GIVEN TASK
Send back the records in full, character for character.

MATERIAL FOR THIS TASK
— START —
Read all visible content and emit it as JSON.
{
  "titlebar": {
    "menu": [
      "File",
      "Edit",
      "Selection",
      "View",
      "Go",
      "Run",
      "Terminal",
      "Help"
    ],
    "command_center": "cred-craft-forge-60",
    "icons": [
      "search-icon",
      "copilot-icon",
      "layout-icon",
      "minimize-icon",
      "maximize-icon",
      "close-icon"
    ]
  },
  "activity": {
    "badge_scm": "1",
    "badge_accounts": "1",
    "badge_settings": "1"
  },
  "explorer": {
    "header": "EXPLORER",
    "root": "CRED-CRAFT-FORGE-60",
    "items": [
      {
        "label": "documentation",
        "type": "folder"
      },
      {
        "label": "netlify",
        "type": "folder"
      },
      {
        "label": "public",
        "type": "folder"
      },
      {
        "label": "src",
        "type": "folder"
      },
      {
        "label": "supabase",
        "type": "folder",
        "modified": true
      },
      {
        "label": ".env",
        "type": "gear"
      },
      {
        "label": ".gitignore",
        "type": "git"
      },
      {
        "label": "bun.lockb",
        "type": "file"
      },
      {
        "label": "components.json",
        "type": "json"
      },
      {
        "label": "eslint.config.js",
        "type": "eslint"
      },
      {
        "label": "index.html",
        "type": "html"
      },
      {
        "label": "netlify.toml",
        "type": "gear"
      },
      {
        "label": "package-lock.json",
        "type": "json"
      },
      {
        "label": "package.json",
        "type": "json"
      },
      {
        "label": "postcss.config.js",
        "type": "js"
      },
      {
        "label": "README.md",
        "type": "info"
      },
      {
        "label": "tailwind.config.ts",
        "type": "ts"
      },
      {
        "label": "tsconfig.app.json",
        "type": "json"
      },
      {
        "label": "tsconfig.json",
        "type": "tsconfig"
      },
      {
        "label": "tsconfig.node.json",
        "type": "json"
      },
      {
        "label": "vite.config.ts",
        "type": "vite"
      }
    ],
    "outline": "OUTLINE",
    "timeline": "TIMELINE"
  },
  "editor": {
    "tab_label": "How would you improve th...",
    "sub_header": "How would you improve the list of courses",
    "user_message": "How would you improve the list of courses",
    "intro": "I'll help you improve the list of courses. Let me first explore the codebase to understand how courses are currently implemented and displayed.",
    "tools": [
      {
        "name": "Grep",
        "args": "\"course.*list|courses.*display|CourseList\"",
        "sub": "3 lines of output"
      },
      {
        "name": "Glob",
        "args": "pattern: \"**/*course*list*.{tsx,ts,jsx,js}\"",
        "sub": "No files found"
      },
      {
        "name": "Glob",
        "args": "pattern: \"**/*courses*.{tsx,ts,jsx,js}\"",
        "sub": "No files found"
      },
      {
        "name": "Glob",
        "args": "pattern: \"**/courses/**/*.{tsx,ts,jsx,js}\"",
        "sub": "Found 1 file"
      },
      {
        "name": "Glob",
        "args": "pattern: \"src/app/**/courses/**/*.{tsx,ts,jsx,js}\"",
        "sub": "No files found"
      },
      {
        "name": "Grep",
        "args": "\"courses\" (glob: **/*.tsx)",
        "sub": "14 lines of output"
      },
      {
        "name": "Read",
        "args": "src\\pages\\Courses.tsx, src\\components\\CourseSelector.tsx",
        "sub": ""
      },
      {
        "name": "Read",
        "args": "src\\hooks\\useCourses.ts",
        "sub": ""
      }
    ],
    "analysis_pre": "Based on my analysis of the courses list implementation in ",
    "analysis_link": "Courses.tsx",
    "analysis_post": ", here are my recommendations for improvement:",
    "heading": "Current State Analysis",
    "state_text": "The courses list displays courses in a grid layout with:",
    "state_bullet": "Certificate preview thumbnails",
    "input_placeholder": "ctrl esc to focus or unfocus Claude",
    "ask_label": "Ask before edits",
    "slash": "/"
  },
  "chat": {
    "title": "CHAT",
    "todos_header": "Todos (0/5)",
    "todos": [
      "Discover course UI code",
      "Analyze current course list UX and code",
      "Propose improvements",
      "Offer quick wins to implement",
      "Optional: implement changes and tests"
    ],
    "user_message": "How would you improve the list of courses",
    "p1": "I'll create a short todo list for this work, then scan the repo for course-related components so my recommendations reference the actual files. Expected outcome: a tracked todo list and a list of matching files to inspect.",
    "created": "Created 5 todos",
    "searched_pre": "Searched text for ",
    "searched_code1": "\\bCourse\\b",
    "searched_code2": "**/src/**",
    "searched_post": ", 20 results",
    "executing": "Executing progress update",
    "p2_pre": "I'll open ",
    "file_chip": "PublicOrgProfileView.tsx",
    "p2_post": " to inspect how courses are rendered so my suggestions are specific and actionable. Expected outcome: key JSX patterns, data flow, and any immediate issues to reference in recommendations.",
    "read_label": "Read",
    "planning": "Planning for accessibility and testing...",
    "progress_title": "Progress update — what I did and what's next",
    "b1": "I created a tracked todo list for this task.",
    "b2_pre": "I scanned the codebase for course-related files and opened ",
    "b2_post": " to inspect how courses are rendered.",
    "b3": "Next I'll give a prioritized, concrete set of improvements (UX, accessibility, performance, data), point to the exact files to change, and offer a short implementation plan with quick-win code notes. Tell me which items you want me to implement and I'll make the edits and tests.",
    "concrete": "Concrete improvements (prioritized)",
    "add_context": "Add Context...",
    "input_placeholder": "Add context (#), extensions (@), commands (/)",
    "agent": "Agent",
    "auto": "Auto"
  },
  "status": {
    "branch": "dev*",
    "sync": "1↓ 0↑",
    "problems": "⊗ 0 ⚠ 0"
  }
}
— END —
EXPECTED OUTPUT
Read all visible content and emit it as JSON.
{
  "titlebar": {
    "menu": [
      "File",
      "Edit",
      "Selection",
      "View",
      "Go",
      "Run",
      "Terminal",
      "Help"
    ],
    "command_center": "cred-craft-forge-60",
    "icons": [
      "search-icon",
      "copilot-icon",
      "layout-icon",
      "minimize-icon",
      "maximize-icon",
      "close-icon"
    ]
  },
  "activity": {
    "badge_scm": "1",
    "badge_accounts": "1",
    "badge_settings": "1"
  },
  "explorer": {
    "header": "EXPLORER",
    "root": "CRED-CRAFT-FORGE-60",
    "items": [
      {
        "label": "documentation",
        "type": "folder"
      },
      {
        "label": "netlify",
        "type": "folder"
      },
      {
        "label": "public",
        "type": "folder"
      },
      {
        "label": "src",
        "type": "folder"
      },
      {
        "label": "supabase",
        "type": "folder",
        "modified": true
      },
      {
        "label": ".env",
        "type": "gear"
      },
      {
        "label": ".gitignore",
        "type": "git"
      },
      {
        "label": "bun.lockb",
        "type": "file"
      },
      {
        "label": "components.json",
        "type": "json"
      },
      {
        "label": "eslint.config.js",
        "type": "eslint"
      },
      {
        "label": "index.html",
        "type": "html"
      },
      {
        "label": "netlify.toml",
        "type": "gear"
      },
      {
        "label": "package-lock.json",
        "type": "json"
      },
      {
        "label": "package.json",
        "type": "json"
      },
      {
        "label": "postcss.config.js",
        "type": "js"
      },
      {
        "label": "README.md",
        "type": "info"
      },
      {
        "label": "tailwind.config.ts",
        "type": "ts"
      },
      {
        "label": "tsconfig.app.json",
        "type": "json"
      },
      {
        "label": "tsconfig.json",
        "type": "tsconfig"
      },
      {
        "label": "tsconfig.node.json",
        "type": "json"
      },
      {
        "label": "vite.config.ts",
        "type": "vite"
      }
    ],
    "outline": "OUTLINE",
    "timeline": "TIMELINE"
  },
  "editor": {
    "tab_label": "How would you improve th...",
    "sub_header": "How would you improve the list of courses",
    "user_message": "How would you improve the list of courses",
    "intro": "I'll help you improve the list of courses. Let me first explore the codebase to understand how courses are currently implemented and displayed.",
    "tools": [
      {
        "name": "Grep",
        "args": "\"course.*list|courses.*display|CourseList\"",
        "sub": "3 lines of output"
      },
      {
        "name": "Glob",
        "args": "pattern: \"**/*course*list*.{tsx,ts,jsx,js}\"",
        "sub": "No files found"
      },
      {
        "name": "Glob",
        "args": "pattern: \"**/*courses*.{tsx,ts,jsx,js}\"",
        "sub": "No files found"
      },
      {
        "name": "Glob",
        "args": "pattern: \"**/courses/**/*.{tsx,ts,jsx,js}\"",
        "sub": "Found 1 file"
      },
      {
        "name": "Glob",
        "args": "pattern: \"src/app/**/courses/**/*.{tsx,ts,jsx,js}\"",
        "sub": "No files found"
      },
      {
        "name": "Grep",
        "args": "\"courses\" (glob: **/*.tsx)",
        "sub": "14 lines of output"
      },
      {
        "name": "Read",
        "args": "src\\pages\\Courses.tsx, src\\components\\CourseSelector.tsx",
        "sub": ""
      },
      {
        "name": "Read",
        "args": "src\\hooks\\useCourses.ts",
        "sub": ""
      }
    ],
    "analysis_pre": "Based on my analysis of the courses list implementation in ",
    "analysis_link": "Courses.tsx",
    "analysis_post": ", here are my recommendations for improvement:",
    "heading": "Current State Analysis",
    "state_text": "The courses list displays courses in a grid layout with:",
    "state_bullet": "Certificate preview thumbnails",
    "input_placeholder": "ctrl esc to focus or unfocus Claude",
    "ask_label": "Ask before edits",
    "slash": "/"
  },
  "chat": {
    "title": "CHAT",
    "todos_header": "Todos (0/5)",
    "todos": [
      "Discover course UI code",
      "Analyze current course list UX and code",
      "Propose improvements",
      "Offer quick wins to implement",
      "Optional: implement changes and tests"
    ],
    "user_message": "How would you improve the list of courses",
    "p1": "I'll create a short todo list for this work, then scan the repo for course-related components so my recommendations reference the actual files. Expected outcome: a tracked todo list and a list of matching files to inspect.",
    "created": "Created 5 todos",
    "searched_pre": "Searched text for ",
    "searched_code1": "\\bCourse\\b",
    "searched_code2": "**/src/**",
    "searched_post": ", 20 results",
    "executing": "Executing progress update",
    "p2_pre": "I'll open ",
    "file_chip": "PublicOrgProfileView.tsx",
    "p2_post": " to inspect how courses are rendered so my suggestions are specific and actionable. Expected outcome: key JSX patterns, data flow, and any immediate issues to reference in recommendations.",
    "read_label": "Read",
    "planning": "Planning for accessibility and testing...",
    "progress_title": "Progress update — what I did and what's next",
    "b1": "I created a tracked todo list for this task.",
    "b2_pre": "I scanned the codebase for course-related files and opened ",
    "b2_post": " to inspect how courses are rendered.",
    "b3": "Next I'll give a prioritized, concrete set of improvements (UX, accessibility, performance, data), point to the exact files to change, and offer a short implementation plan with quick-win code notes. Tell me which items you want me to implement and I'll make the edits and tests.",
    "concrete": "Concrete improvements (prioritized)",
    "add_context": "Add Context...",
    "input_placeholder": "Add context (#), extensions (@), commands (/)",
    "agent": "Agent",
    "auto": "Auto"
  },
  "status": {
    "branch": "dev*",
    "sync": "1↓ 0↑",
    "problems": "⊗ 0 ⚠ 0"
  }
}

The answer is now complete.